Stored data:
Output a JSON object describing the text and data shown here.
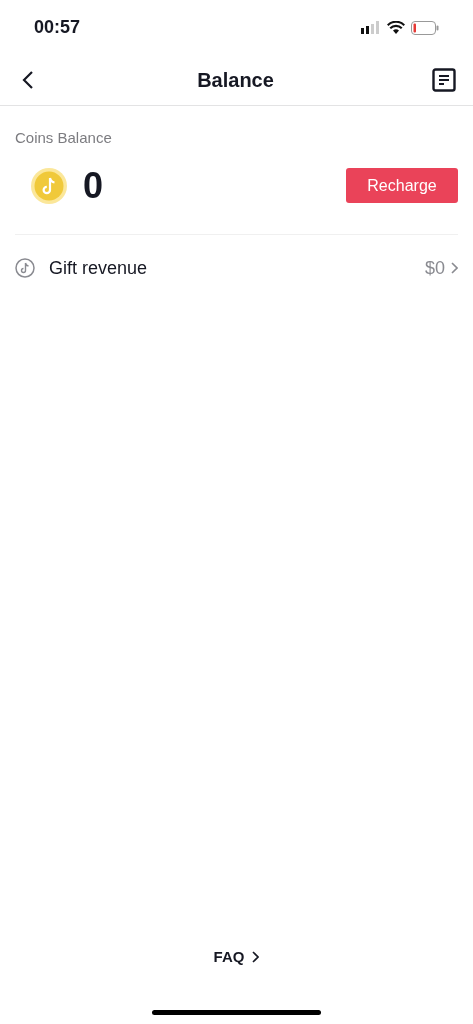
{
  "status_bar": {
    "time": "00:57"
  },
  "header": {
    "title": "Balance"
  },
  "coins": {
    "label": "Coins Balance",
    "amount": "0",
    "button": "Recharge"
  },
  "gift_revenue": {
    "label": "Gift revenue",
    "value": "$0"
  },
  "footer": {
    "link": "FAQ"
  }
}
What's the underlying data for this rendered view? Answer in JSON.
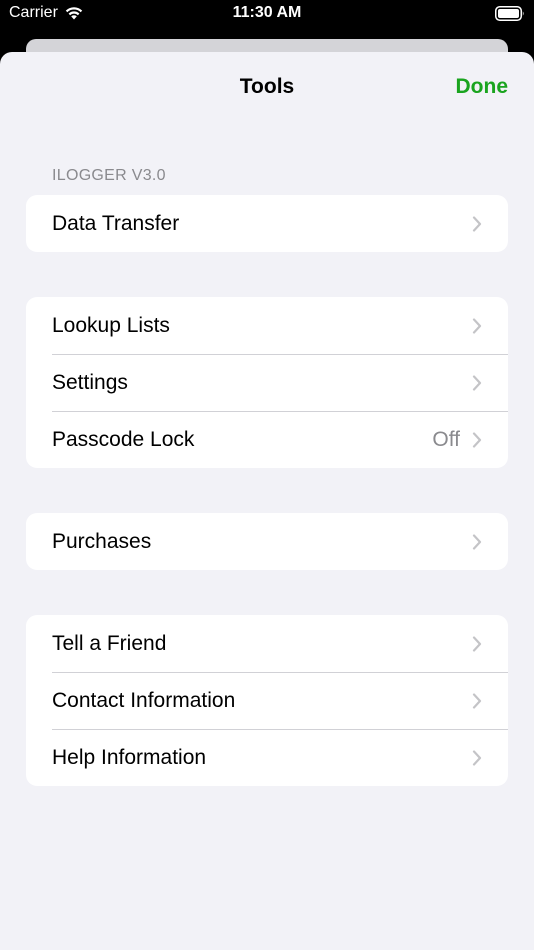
{
  "status_bar": {
    "carrier": "Carrier",
    "time": "11:30 AM"
  },
  "nav": {
    "title": "Tools",
    "done_label": "Done"
  },
  "section_header": "ILOGGER V3.0",
  "groups": [
    {
      "rows": [
        {
          "label": "Data Transfer"
        }
      ]
    },
    {
      "rows": [
        {
          "label": "Lookup Lists"
        },
        {
          "label": "Settings"
        },
        {
          "label": "Passcode Lock",
          "value": "Off"
        }
      ]
    },
    {
      "rows": [
        {
          "label": "Purchases"
        }
      ]
    },
    {
      "rows": [
        {
          "label": "Tell a Friend"
        },
        {
          "label": "Contact Information"
        },
        {
          "label": "Help Information"
        }
      ]
    }
  ],
  "colors": {
    "accent": "#1aa41f",
    "background": "#f2f2f7",
    "secondary_text": "#8a8a8e"
  }
}
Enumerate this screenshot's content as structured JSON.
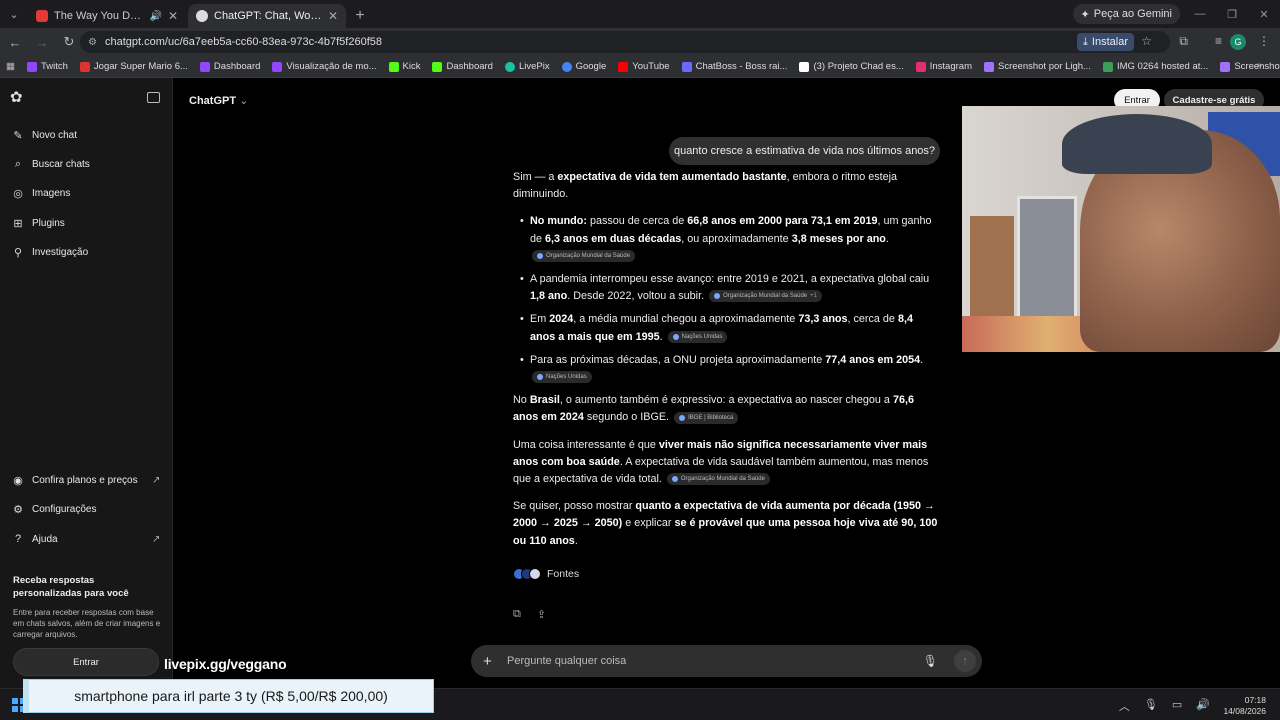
{
  "browser": {
    "tabs": [
      {
        "title": "The Way You Do It (Elinov R",
        "favicon_color": "#e53935",
        "active": false,
        "has_audio": true
      },
      {
        "title": "ChatGPT: Chat, Work, Create &",
        "favicon_color": "#dddddd",
        "active": true,
        "has_audio": false
      }
    ],
    "gemini_label": "Peça ao Gemini",
    "url": "chatgpt.com/uc/6a7eeb5a-cc60-83ea-973c-4b7f5f260f58",
    "install_label": "Instalar",
    "profile_initial": "G",
    "bookmarks": [
      {
        "label": "Twitch",
        "color": "#9146ff"
      },
      {
        "label": "Jogar Super Mario 6...",
        "color": "#d33"
      },
      {
        "label": "Dashboard",
        "color": "#9146ff"
      },
      {
        "label": "Visualização de mo...",
        "color": "#9146ff"
      },
      {
        "label": "Kick",
        "color": "#53fc18"
      },
      {
        "label": "Dashboard",
        "color": "#53fc18"
      },
      {
        "label": "LivePix",
        "color": "#19c3a0"
      },
      {
        "label": "Google",
        "color": "#4285f4"
      },
      {
        "label": "YouTube",
        "color": "#ff0000"
      },
      {
        "label": "ChatBoss - Boss rai...",
        "color": "#6a6aff"
      },
      {
        "label": "(3) Projeto Chad es...",
        "color": "#ffffff"
      },
      {
        "label": "Instagram",
        "color": "#e1306c"
      },
      {
        "label": "Screenshot por Ligh...",
        "color": "#a070ff"
      },
      {
        "label": "IMG 0264 hosted at...",
        "color": "#3c9d5a"
      },
      {
        "label": "Screenshot por Ligh...",
        "color": "#a070ff"
      }
    ]
  },
  "sidebar": {
    "items": [
      {
        "label": "Novo chat",
        "icon": "edit-icon"
      },
      {
        "label": "Buscar chats",
        "icon": "search-icon"
      },
      {
        "label": "Imagens",
        "icon": "image-icon"
      },
      {
        "label": "Plugins",
        "icon": "plugin-icon"
      },
      {
        "label": "Investigação",
        "icon": "telescope-icon"
      }
    ],
    "bottom_items": [
      {
        "label": "Confira planos e preços",
        "icon": "sparkle-icon"
      },
      {
        "label": "Configurações",
        "icon": "gear-icon"
      },
      {
        "label": "Ajuda",
        "icon": "help-icon"
      }
    ],
    "promo_title": "Receba respostas personalizadas para você",
    "promo_text": "Entre para receber respostas com base em chats salvos, além de criar imagens e carregar arquivos.",
    "login_label": "Entrar"
  },
  "header": {
    "model_label": "ChatGPT",
    "login_label": "Entrar",
    "signup_label": "Cadastre-se grátis"
  },
  "chat": {
    "user_message": "quanto cresce a estimativa de vida nos últimos anos?",
    "intro_1": "Sim — a ",
    "intro_b": "expectativa de vida tem aumentado bastante",
    "intro_2": ", embora o ritmo esteja diminuindo.",
    "b1_b1": "No mundo:",
    "b1_t1": " passou de cerca de ",
    "b1_b2": "66,8 anos em 2000 para 73,1 em 2019",
    "b1_t2": ", um ganho de ",
    "b1_b3": "6,3 anos em duas décadas",
    "b1_t3": ", ou aproximadamente ",
    "b1_b4": "3,8 meses por ano",
    "b1_t4": ".",
    "b1_cite": "Organização Mundial da Saúde",
    "b2_t1": "A pandemia interrompeu esse avanço: entre 2019 e 2021, a expectativa global caiu ",
    "b2_b1": "1,8 ano",
    "b2_t2": ". Desde 2022, voltou a subir.",
    "b2_cite": "Organização Mundial da Saúde",
    "b2_cite_more": "+1",
    "b3_t1": "Em ",
    "b3_b1": "2024",
    "b3_t2": ", a média mundial chegou a aproximadamente ",
    "b3_b2": "73,3 anos",
    "b3_t3": ", cerca de ",
    "b3_b3": "8,4 anos a mais que em 1995",
    "b3_t4": ".",
    "b3_cite": "Nações Unidas",
    "b4_t1": "Para as próximas décadas, a ONU projeta aproximadamente ",
    "b4_b1": "77,4 anos em 2054",
    "b4_t2": ".",
    "b4_cite": "Nações Unidas",
    "p2_t1": "No ",
    "p2_b1": "Brasil",
    "p2_t2": ", o aumento também é expressivo: a expectativa ao nascer chegou a ",
    "p2_b2": "76,6 anos em 2024",
    "p2_t3": " segundo o IBGE.",
    "p2_cite": "IBGE | Biblioteca",
    "p3_t1": "Uma coisa interessante é que ",
    "p3_b1": "viver mais não significa necessariamente viver mais anos com boa saúde",
    "p3_t2": ". A expectativa de vida saudável também aumentou, mas menos que a expectativa de vida total.",
    "p3_cite": "Organização Mundial da Saúde",
    "p4_t1": "Se quiser, posso mostrar ",
    "p4_b1": "quanto a expectativa de vida aumenta por década (1950 → 2000 → 2025 → 2050)",
    "p4_t2": " e explicar ",
    "p4_b2": "se é provável que uma pessoa hoje viva até 90, 100 ou 110 anos",
    "p4_t3": ".",
    "sources_label": "Fontes"
  },
  "composer": {
    "placeholder": "Pergunte qualquer coisa"
  },
  "overlay": {
    "livepix_text": "livepix.gg/veggano",
    "donation_text": "smartphone para irl parte 3 ty (R$ 5,00/R$ 200,00)"
  },
  "taskbar": {
    "time": "07:18",
    "date": "14/08/2026"
  },
  "colors": {
    "background": "#000000",
    "sidebar": "#171717",
    "bubble": "#303030",
    "accent": "#4aa8ff"
  }
}
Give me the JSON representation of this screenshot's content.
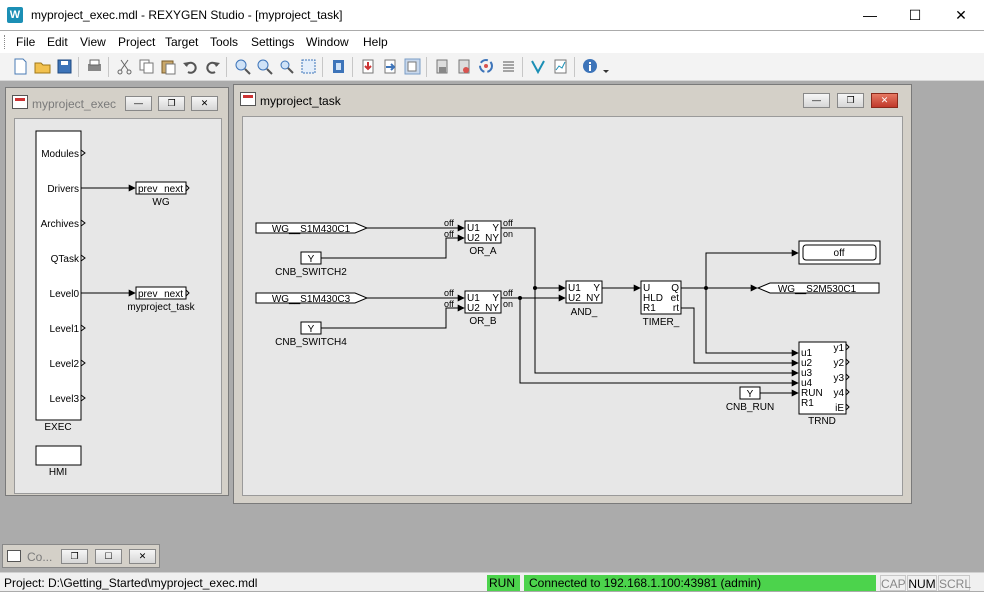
{
  "window": {
    "title": "myproject_exec.mdl - REXYGEN Studio - [myproject_task]",
    "icon_letter": "W",
    "controls": {
      "minimize": "—",
      "maximize": "☐",
      "close": "✕"
    }
  },
  "menu": [
    "File",
    "Edit",
    "View",
    "Project",
    "Target",
    "Tools",
    "Settings",
    "Window",
    "Help"
  ],
  "toolbar_icons": [
    "new-file-icon",
    "open-folder-icon",
    "save-icon",
    "print-icon",
    "cut-icon",
    "copy-icon",
    "paste-icon",
    "undo-icon",
    "redo-icon",
    "zoom-in-icon",
    "zoom-out-icon",
    "zoom-fit-icon",
    "zoom-select-icon",
    "compile-icon",
    "download-icon",
    "upload-icon",
    "diagnostics-icon",
    "block-a-icon",
    "block-b-icon",
    "refresh-icon",
    "list-icon",
    "watch-icon",
    "trend-icon",
    "info-icon"
  ],
  "exec_window": {
    "title": "myproject_exec",
    "block": {
      "name": "EXEC",
      "ports": [
        "Modules",
        "Drivers",
        "Archives",
        "QTask",
        "Level0",
        "Level1",
        "Level2",
        "Level3"
      ]
    },
    "wg_block": {
      "left_port": "prev",
      "right_port": "next",
      "name": "WG"
    },
    "task_block": {
      "left_port": "prev",
      "right_port": "next",
      "name": "myproject_task"
    },
    "hmi_block": {
      "name": "HMI"
    }
  },
  "task_window": {
    "title": "myproject_task",
    "inputs": [
      {
        "label": "WG__S1M430C1"
      },
      {
        "label": "WG__S1M430C3"
      }
    ],
    "constants": [
      {
        "value": "Y",
        "name": "CNB_SWITCH2"
      },
      {
        "value": "Y",
        "name": "CNB_SWITCH4"
      },
      {
        "value": "Y",
        "name": "CNB_RUN"
      }
    ],
    "or_a": {
      "name": "OR_A",
      "in1": "U1",
      "in2": "U2",
      "out1": "Y",
      "out2": "NY",
      "val_in1": "off",
      "val_in2": "off",
      "val_out1": "off",
      "val_out2": "on"
    },
    "or_b": {
      "name": "OR_B",
      "in1": "U1",
      "in2": "U2",
      "out1": "Y",
      "out2": "NY",
      "val_in1": "off",
      "val_in2": "off",
      "val_out1": "off",
      "val_out2": "on"
    },
    "and_block": {
      "name": "AND_",
      "in1": "U1",
      "in2": "U2",
      "out1": "Y",
      "out2": "NY"
    },
    "timer": {
      "name": "TIMER_",
      "in1": "U",
      "in2": "HLD",
      "in3": "R1",
      "out1": "Q",
      "out2": "et",
      "out3": "rt"
    },
    "display": {
      "value": "off"
    },
    "output": {
      "label": "WG__S2M530C1"
    },
    "trnd": {
      "name": "TRND",
      "inputs": [
        "u1",
        "u2",
        "u3",
        "u4",
        "RUN",
        "R1"
      ],
      "outputs": [
        "y1",
        "y2",
        "y3",
        "y4",
        "iE"
      ]
    }
  },
  "minimized_window": {
    "title": "Co..."
  },
  "status": {
    "project": "Project: D:\\Getting_Started\\myproject_exec.mdl",
    "run": "RUN",
    "connection": "Connected to 192.168.1.100:43981 (admin)",
    "cap": "CAP",
    "num": "NUM",
    "scrl": "SCRL"
  },
  "colors": {
    "run_green": "#4cd34c",
    "close_red": "#c0392b",
    "canvas": "#e7e7e7",
    "mdi_bg": "#d4d0c8"
  }
}
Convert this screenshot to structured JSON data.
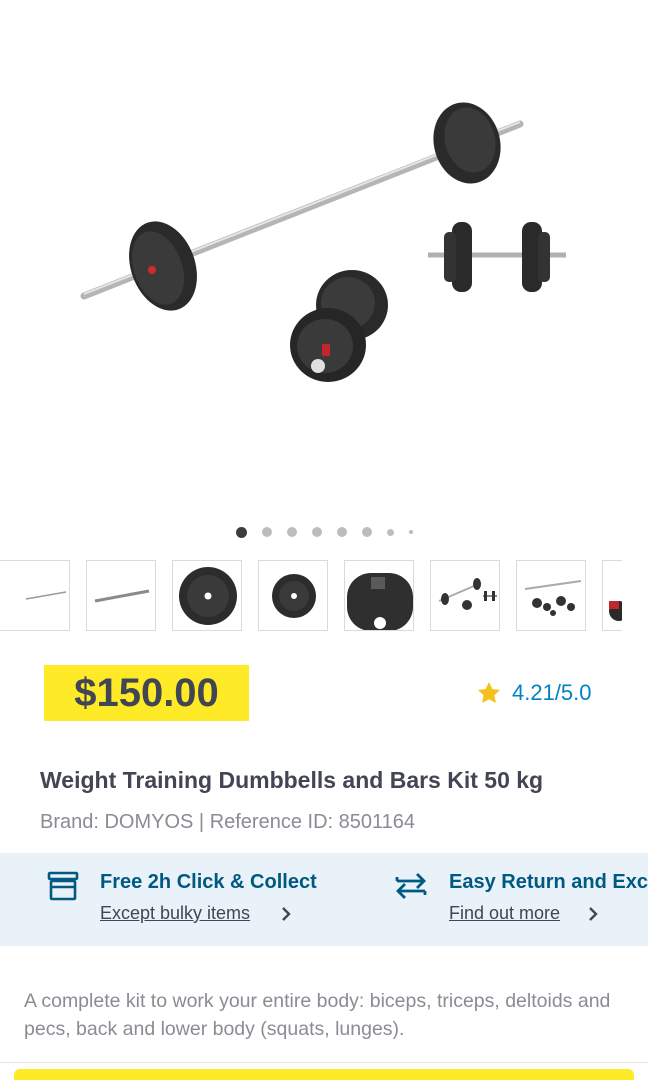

Task directions: Keep only those lines of the records that hold "Entrar", and return them.

Result below:
    "login_label": "Entrar"
    "login_label": "Entrar",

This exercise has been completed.